YOUR OBJECTIVE> Extract each line of the data and write it out again exactly.

GIVEN DATA>
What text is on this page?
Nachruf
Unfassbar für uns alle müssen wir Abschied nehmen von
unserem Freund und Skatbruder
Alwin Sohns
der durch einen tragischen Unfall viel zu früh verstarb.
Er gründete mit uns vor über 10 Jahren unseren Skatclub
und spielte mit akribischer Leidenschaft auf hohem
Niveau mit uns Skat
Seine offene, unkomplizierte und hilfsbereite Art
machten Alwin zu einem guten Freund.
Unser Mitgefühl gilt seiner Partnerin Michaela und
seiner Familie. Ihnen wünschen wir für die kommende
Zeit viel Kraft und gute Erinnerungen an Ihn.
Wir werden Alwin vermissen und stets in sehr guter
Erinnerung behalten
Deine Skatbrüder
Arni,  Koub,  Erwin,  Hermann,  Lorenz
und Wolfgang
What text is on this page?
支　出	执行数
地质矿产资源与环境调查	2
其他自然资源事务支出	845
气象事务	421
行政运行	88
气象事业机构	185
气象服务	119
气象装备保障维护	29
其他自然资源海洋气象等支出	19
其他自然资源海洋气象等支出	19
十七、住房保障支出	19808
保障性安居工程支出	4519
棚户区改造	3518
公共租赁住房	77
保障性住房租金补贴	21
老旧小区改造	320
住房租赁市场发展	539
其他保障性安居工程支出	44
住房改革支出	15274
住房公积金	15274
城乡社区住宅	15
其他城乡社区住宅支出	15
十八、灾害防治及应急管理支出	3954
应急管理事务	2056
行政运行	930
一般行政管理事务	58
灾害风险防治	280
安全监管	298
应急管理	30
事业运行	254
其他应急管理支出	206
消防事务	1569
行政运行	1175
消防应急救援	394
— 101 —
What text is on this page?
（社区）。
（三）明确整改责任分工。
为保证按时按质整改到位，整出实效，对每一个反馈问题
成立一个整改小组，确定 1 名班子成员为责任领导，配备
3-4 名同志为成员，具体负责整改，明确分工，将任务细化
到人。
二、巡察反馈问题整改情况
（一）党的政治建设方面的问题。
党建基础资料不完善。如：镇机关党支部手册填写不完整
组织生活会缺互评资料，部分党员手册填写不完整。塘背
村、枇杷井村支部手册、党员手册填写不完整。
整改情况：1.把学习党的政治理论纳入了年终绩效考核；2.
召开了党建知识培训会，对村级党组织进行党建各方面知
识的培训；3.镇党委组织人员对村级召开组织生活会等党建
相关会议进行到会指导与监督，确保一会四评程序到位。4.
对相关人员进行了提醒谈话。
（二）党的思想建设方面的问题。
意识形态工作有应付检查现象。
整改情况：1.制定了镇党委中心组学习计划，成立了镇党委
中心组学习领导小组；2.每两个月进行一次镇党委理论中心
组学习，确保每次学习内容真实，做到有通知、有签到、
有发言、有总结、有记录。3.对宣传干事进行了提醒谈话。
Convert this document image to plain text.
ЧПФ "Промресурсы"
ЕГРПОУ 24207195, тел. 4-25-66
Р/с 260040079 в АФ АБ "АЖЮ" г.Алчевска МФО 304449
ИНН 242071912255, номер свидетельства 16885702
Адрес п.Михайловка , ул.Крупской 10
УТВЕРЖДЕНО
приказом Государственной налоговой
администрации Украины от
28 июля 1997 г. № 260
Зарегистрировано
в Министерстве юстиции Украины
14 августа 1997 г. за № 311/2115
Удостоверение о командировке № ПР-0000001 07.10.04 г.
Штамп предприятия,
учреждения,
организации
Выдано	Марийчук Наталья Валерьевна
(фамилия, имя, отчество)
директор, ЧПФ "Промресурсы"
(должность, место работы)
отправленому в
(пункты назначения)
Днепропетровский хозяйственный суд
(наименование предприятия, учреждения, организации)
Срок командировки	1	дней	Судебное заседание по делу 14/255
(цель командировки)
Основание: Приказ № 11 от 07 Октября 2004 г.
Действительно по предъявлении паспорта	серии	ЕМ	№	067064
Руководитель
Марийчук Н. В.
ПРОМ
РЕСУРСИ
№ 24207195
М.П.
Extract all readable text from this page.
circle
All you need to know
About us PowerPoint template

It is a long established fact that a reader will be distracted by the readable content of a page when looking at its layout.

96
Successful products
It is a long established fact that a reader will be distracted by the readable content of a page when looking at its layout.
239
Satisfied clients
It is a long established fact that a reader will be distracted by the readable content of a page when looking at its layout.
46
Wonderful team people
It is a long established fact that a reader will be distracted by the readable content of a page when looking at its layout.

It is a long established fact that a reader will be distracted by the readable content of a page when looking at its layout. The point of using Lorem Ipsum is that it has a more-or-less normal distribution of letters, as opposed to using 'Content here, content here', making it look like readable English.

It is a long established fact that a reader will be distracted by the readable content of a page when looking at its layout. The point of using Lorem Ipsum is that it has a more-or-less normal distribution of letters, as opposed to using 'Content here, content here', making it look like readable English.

REPLY>
What text is on this page?
Nachruf
Unfassbar für uns alle müssen wir Abschied nehmen von
unserem Freund und Skatbruder
Alwin Sohns
der durch einen tragischen Unfall viel zu früh verstarb.
Er gründete mit uns vor über 10 Jahren unseren Skatclub
und spielte mit akribischer Leidenschaft auf hohem
Niveau mit uns Skat
Seine offene, unkomplizierte und hilfsbereite Art
machten Alwin zu einem guten Freund.
Unser Mitgefühl gilt seiner Partnerin Michaela und
seiner Familie. Ihnen wünschen wir für die kommende
Zeit viel Kraft und gute Erinnerungen an Ihn.
Wir werden Alwin vermissen und stets in sehr guter
Erinnerung behalten
Deine Skatbrüder
Arni,  Koub,  Erwin,  Hermann,  Lorenz
und Wolfgang
What text is on this page?
支　出	执行数
地质矿产资源与环境调查	2
其他自然资源事务支出	845
气象事务	421
行政运行	88
气象事业机构	185
气象服务	119
气象装备保障维护	29
其他自然资源海洋气象等支出	19
其他自然资源海洋气象等支出	19
十七、住房保障支出	19808
保障性安居工程支出	4519
棚户区改造	3518
公共租赁住房	77
保障性住房租金补贴	21
老旧小区改造	320
住房租赁市场发展	539
其他保障性安居工程支出	44
住房改革支出	15274
住房公积金	15274
城乡社区住宅	15
其他城乡社区住宅支出	15
十八、灾害防治及应急管理支出	3954
应急管理事务	2056
行政运行	930
一般行政管理事务	58
灾害风险防治	280
安全监管	298
应急管理	30
事业运行	254
其他应急管理支出	206
消防事务	1569
行政运行	1175
消防应急救援	394
— 101 —
What text is on this page?
（社区）。
（三）明确整改责任分工。
为保证按时按质整改到位，整出实效，对每一个反馈问题
成立一个整改小组，确定 1 名班子成员为责任领导，配备
3-4 名同志为成员，具体负责整改，明确分工，将任务细化
到人。
二、巡察反馈问题整改情况
（一）党的政治建设方面的问题。
党建基础资料不完善。如：镇机关党支部手册填写不完整
组织生活会缺互评资料，部分党员手册填写不完整。塘背
村、枇杷井村支部手册、党员手册填写不完整。
整改情况：1.把学习党的政治理论纳入了年终绩效考核；2.
召开了党建知识培训会，对村级党组织进行党建各方面知
识的培训；3.镇党委组织人员对村级召开组织生活会等党建
相关会议进行到会指导与监督，确保一会四评程序到位。4.
对相关人员进行了提醒谈话。
（二）党的思想建设方面的问题。
意识形态工作有应付检查现象。
整改情况：1.制定了镇党委中心组学习计划，成立了镇党委
中心组学习领导小组；2.每两个月进行一次镇党委理论中心
组学习，确保每次学习内容真实，做到有通知、有签到、
有发言、有总结、有记录。3.对宣传干事进行了提醒谈话。
Convert this document image to plain text.
ЧПФ "Промресурсы"
ЕГРПОУ 24207195, тел. 4-25-66
Р/с 260040079 в АФ АБ "АЖЮ" г.Алчевска МФО 304449
ИНН 242071912255, номер свидетельства 16885702
Адрес п.Михайловка , ул.Крупской 10
УТВЕРЖДЕНО
приказом Государственной налоговой
администрации Украины от
28 июля 1997 г. № 260
Зарегистрировано
в Министерстве юстиции Украины
14 августа 1997 г. за № 311/2115
Удостоверение о командировке № ПР-0000001 07.10.04 г.
Штамп предприятия,
учреждения,
организации
Выдано	Марийчук Наталья Валерьевна
(фамилия, имя, отчество)
директор, ЧПФ "Промресурсы"
(должность, место работы)
отправленому в
(пункты назначения)
Днепропетровский хозяйственный суд
(наименование предприятия, учреждения, организации)
Срок командировки	1	дней	Судебное заседание по делу 14/255
(цель командировки)
Основание: Приказ № 11 от 07 Октября 2004 г.
Действительно по предъявлении паспорта	серии	ЕМ	№	067064
Руководитель
Марийчук Н. В.
ПРОМ
РЕСУРСИ
№ 24207195
М.П.
Extract all readable text from this page.
circle
All you need to know
About us PowerPoint template

It is a long established fact that a reader will be distracted by the readable content of a page when looking at its layout.

96
Successful products
It is a long established fact that a reader will be distracted by the readable content of a page when looking at its layout.
239
Satisfied clients
It is a long established fact that a reader will be distracted by the readable content of a page when looking at its layout.
46
Wonderful team people
It is a long established fact that a reader will be distracted by the readable content of a page when looking at its layout.

It is a long established fact that a reader will be distracted by the readable content of a page when looking at its layout. The point of using Lorem Ipsum is that it has a more-or-less normal distribution of letters, as opposed to using 'Content here, content here', making it look like readable English.

It is a long established fact that a reader will be distracted by the readable content of a page when looking at its layout. The point of using Lorem Ipsum is that it has a more-or-less normal distribution of letters, as opposed to using 'Content here, content here', making it look like readable English.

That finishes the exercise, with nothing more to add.